## Information provided:

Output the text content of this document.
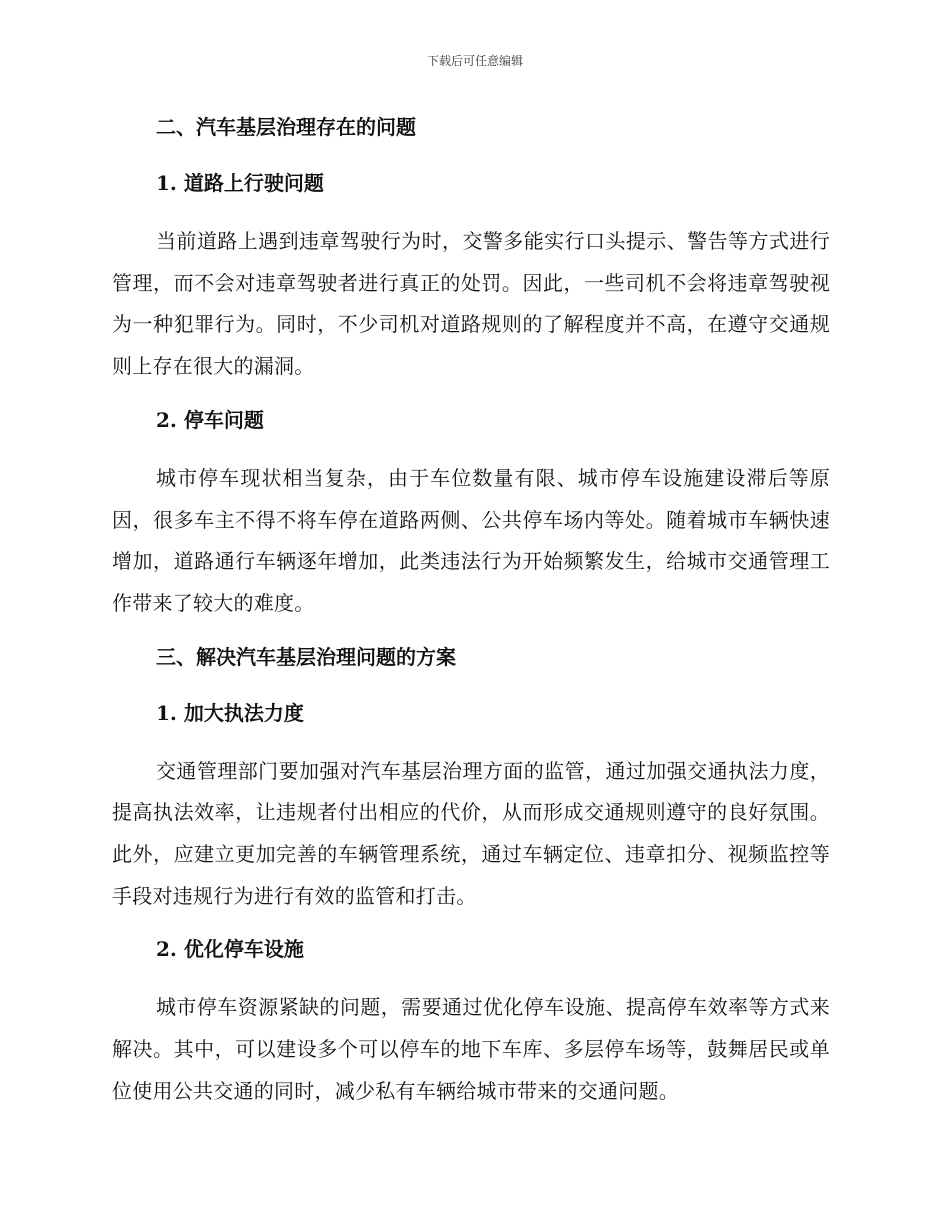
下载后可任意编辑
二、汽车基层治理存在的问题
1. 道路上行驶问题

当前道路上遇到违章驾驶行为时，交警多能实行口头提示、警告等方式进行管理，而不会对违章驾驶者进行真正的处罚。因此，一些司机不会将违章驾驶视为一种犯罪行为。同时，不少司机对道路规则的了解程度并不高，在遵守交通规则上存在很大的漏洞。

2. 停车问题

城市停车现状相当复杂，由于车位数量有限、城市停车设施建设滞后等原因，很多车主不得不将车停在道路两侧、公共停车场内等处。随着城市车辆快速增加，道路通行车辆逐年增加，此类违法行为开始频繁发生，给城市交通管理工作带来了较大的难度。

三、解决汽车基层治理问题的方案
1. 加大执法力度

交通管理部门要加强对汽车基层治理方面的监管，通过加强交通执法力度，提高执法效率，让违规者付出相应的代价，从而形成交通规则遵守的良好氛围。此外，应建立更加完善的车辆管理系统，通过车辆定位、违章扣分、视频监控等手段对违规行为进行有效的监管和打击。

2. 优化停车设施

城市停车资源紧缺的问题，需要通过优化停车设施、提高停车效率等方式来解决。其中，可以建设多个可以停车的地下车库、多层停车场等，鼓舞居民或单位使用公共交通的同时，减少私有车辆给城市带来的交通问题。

## Stated problem:
Except for the pictures, give all the material above again verbatim.

## Problem solution:
Output the text content of this document.
下载后可任意编辑
二、汽车基层治理存在的问题
1. 道路上行驶问题

当前道路上遇到违章驾驶行为时，交警多能实行口头提示、警告等方式进行管理，而不会对违章驾驶者进行真正的处罚。因此，一些司机不会将违章驾驶视为一种犯罪行为。同时，不少司机对道路规则的了解程度并不高，在遵守交通规则上存在很大的漏洞。

2. 停车问题

城市停车现状相当复杂，由于车位数量有限、城市停车设施建设滞后等原因，很多车主不得不将车停在道路两侧、公共停车场内等处。随着城市车辆快速增加，道路通行车辆逐年增加，此类违法行为开始频繁发生，给城市交通管理工作带来了较大的难度。

三、解决汽车基层治理问题的方案
1. 加大执法力度

交通管理部门要加强对汽车基层治理方面的监管，通过加强交通执法力度，提高执法效率，让违规者付出相应的代价，从而形成交通规则遵守的良好氛围。此外，应建立更加完善的车辆管理系统，通过车辆定位、违章扣分、视频监控等手段对违规行为进行有效的监管和打击。

2. 优化停车设施

城市停车资源紧缺的问题，需要通过优化停车设施、提高停车效率等方式来解决。其中，可以建设多个可以停车的地下车库、多层停车场等，鼓舞居民或单位使用公共交通的同时，减少私有车辆给城市带来的交通问题。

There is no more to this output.